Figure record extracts
================================

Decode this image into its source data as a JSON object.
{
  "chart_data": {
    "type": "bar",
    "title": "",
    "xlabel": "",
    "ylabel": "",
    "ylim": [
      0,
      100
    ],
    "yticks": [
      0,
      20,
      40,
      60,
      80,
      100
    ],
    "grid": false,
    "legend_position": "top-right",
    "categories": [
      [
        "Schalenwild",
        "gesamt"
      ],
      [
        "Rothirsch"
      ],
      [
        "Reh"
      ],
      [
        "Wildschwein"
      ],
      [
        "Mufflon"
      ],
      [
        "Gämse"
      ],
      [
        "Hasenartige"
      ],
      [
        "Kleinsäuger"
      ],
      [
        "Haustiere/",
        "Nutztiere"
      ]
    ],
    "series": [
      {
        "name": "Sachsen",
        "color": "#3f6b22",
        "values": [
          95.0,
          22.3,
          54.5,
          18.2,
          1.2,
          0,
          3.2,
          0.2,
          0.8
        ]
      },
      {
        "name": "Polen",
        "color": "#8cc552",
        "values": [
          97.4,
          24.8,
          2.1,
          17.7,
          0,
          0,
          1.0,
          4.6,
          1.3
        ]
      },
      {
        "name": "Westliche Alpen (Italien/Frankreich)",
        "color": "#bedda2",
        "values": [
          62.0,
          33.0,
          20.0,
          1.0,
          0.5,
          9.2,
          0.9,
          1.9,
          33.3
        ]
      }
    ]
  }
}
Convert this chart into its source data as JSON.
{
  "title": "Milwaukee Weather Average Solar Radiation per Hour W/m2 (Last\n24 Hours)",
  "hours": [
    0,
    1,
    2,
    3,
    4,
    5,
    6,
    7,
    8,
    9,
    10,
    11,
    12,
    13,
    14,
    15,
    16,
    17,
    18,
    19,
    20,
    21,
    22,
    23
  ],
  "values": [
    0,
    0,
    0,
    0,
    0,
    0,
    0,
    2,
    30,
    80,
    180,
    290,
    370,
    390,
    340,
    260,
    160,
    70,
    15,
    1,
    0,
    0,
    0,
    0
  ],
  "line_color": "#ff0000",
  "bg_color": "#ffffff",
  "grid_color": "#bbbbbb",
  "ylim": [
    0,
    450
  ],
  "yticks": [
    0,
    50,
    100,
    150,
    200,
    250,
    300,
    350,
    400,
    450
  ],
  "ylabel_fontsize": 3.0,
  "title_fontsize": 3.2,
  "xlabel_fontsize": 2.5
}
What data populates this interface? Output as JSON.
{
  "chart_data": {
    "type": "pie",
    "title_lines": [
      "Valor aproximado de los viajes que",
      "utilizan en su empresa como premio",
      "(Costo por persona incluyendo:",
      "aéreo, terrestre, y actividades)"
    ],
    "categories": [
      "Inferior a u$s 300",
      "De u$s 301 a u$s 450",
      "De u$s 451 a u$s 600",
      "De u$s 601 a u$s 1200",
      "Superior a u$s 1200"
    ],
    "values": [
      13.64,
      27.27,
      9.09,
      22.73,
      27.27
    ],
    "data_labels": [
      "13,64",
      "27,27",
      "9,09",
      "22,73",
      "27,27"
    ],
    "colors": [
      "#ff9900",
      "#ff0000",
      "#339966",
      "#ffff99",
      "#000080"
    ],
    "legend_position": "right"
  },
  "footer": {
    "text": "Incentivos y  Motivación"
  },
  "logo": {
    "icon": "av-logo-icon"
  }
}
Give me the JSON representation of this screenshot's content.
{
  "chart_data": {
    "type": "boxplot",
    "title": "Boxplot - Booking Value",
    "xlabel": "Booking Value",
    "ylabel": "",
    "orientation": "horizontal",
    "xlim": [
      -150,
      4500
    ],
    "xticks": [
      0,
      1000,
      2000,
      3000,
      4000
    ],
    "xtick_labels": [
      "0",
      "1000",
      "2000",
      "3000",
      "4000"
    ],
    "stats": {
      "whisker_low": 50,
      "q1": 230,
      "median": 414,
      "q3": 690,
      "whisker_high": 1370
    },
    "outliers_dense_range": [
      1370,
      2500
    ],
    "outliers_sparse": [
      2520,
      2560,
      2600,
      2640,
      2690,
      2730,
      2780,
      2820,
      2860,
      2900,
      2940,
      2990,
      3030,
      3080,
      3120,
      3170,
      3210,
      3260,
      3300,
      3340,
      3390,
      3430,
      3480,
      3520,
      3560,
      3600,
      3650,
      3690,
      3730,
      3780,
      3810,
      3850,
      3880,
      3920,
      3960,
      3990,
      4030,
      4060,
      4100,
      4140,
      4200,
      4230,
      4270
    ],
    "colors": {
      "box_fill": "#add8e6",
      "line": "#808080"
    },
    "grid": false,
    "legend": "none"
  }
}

================================

* **Written instruction**
Among the lines of the material, find those that hold the word "this" and copy them.

* **Finished exercise**
Decode this image into its source data as a JSON object.
Convert this chart into its source data as JSON.
What data populates this interface? Output as JSON.
Give me the JSON representation of this screenshot's content.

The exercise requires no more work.